▶ _Given problem_: Copy every line in the records below that contains the word "this".
───── Data
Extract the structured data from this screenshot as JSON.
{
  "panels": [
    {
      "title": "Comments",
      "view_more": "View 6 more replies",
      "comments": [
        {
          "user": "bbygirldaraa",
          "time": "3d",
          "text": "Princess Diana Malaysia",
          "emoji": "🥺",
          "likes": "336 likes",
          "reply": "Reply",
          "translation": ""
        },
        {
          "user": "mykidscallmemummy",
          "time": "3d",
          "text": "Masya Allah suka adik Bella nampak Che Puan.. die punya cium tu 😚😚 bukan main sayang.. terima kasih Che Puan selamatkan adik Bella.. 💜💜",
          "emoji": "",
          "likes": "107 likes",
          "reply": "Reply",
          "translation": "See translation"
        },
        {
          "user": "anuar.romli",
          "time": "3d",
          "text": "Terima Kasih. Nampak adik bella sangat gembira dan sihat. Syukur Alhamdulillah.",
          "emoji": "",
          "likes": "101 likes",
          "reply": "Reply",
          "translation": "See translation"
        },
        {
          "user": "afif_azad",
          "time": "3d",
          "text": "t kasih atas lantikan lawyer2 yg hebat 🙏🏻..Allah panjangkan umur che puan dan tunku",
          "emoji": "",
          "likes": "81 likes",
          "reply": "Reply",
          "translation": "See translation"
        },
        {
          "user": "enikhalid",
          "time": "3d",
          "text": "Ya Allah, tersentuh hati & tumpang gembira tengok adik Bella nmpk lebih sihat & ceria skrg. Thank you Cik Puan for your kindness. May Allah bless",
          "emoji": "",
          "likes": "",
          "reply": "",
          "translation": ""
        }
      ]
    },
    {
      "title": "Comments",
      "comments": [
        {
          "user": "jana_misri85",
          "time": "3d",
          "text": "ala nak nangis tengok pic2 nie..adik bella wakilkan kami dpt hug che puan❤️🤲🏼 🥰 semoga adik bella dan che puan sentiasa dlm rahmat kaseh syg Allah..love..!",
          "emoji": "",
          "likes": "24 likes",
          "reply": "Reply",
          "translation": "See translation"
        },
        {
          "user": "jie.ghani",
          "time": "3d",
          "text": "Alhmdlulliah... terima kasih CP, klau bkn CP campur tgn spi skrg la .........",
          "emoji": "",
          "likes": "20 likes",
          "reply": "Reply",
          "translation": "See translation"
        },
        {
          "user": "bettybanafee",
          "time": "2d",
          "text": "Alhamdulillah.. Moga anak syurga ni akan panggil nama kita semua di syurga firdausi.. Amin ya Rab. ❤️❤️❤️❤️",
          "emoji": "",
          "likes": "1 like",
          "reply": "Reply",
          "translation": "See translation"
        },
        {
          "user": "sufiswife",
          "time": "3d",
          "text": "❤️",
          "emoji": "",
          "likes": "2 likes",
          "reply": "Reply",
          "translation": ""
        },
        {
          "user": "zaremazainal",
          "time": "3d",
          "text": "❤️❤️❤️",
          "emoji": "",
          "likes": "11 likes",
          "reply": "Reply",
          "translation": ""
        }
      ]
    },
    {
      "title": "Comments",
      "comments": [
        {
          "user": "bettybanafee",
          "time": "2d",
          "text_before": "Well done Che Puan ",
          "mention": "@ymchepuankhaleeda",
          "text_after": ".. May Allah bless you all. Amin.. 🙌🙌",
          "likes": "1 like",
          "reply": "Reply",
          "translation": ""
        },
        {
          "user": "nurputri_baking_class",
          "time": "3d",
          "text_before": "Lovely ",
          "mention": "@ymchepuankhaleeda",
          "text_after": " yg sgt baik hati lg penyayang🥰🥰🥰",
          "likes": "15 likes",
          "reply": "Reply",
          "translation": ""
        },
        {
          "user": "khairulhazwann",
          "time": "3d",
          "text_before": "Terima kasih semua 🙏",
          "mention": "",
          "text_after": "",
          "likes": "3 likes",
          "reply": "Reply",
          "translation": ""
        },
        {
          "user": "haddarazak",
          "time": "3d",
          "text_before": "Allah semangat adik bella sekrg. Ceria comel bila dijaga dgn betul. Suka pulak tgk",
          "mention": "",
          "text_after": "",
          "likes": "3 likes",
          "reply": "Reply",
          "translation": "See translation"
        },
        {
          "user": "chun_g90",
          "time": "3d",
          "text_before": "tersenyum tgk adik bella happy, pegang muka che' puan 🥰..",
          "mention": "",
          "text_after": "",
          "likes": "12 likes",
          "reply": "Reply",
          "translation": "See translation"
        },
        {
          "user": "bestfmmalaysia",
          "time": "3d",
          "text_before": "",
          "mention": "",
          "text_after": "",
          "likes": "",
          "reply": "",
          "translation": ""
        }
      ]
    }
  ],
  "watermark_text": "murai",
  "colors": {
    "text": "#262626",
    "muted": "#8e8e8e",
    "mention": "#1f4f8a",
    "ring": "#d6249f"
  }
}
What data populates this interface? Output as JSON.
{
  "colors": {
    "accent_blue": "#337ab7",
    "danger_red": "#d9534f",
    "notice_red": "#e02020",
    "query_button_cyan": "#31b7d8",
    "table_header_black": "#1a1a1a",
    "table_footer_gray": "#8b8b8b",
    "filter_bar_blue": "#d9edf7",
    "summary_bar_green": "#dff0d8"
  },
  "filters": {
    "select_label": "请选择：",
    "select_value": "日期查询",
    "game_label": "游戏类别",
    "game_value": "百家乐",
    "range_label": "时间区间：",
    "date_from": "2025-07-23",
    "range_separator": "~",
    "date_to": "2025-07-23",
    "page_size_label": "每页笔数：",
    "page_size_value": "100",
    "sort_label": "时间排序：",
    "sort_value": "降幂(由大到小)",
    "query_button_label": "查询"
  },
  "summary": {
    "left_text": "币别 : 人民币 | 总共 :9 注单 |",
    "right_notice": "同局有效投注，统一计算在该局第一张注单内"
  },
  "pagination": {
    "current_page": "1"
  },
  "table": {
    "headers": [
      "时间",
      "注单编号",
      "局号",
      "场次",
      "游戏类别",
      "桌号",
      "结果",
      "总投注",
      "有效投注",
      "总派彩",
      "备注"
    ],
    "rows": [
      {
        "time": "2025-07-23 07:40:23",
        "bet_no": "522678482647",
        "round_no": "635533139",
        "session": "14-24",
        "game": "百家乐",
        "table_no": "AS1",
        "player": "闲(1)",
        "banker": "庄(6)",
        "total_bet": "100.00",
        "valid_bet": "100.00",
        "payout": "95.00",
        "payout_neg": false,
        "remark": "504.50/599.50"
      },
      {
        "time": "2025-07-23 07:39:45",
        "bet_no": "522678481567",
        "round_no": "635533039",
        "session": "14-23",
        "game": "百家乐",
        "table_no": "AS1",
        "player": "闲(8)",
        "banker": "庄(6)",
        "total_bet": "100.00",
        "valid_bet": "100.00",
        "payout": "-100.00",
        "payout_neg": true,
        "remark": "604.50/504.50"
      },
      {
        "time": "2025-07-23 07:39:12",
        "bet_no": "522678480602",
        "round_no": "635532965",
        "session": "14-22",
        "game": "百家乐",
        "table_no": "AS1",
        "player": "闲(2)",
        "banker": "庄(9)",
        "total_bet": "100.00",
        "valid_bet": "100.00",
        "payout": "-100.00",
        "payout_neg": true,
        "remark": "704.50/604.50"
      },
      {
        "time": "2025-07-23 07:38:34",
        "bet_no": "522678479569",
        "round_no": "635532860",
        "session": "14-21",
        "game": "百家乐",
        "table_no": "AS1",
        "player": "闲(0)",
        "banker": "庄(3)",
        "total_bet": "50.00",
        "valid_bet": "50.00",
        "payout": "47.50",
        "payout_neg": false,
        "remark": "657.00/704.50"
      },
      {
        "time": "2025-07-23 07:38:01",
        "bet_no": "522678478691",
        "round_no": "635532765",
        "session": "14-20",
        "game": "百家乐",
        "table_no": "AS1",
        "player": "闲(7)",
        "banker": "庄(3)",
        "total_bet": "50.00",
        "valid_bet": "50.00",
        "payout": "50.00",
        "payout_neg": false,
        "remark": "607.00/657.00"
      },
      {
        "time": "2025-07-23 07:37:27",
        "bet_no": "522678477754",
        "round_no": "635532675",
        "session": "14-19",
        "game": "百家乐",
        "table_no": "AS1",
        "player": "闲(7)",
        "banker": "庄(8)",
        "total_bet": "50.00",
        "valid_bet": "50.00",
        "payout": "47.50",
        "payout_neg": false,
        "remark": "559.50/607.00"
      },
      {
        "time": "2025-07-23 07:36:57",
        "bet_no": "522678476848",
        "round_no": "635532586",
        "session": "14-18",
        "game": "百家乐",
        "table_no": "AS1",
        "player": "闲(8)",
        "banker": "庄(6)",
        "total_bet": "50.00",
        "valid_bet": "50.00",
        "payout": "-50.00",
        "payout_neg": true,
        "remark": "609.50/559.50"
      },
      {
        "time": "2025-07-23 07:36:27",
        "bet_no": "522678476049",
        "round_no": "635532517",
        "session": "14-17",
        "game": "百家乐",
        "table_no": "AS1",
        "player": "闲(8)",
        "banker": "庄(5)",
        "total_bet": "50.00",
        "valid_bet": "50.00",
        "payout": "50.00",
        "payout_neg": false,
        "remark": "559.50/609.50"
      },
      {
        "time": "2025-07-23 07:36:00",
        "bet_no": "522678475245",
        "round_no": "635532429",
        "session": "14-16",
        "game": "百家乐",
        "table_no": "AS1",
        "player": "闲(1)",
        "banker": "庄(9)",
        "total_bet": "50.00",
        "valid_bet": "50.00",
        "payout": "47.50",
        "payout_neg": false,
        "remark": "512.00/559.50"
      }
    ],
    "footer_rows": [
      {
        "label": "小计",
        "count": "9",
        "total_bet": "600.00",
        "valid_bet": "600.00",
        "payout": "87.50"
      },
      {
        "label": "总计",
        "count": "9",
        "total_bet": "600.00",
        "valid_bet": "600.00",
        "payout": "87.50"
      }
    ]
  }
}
──────────
▶ _Result_:
Extract the structured data from this screenshot as JSON.
What data populates this interface? Output as JSON.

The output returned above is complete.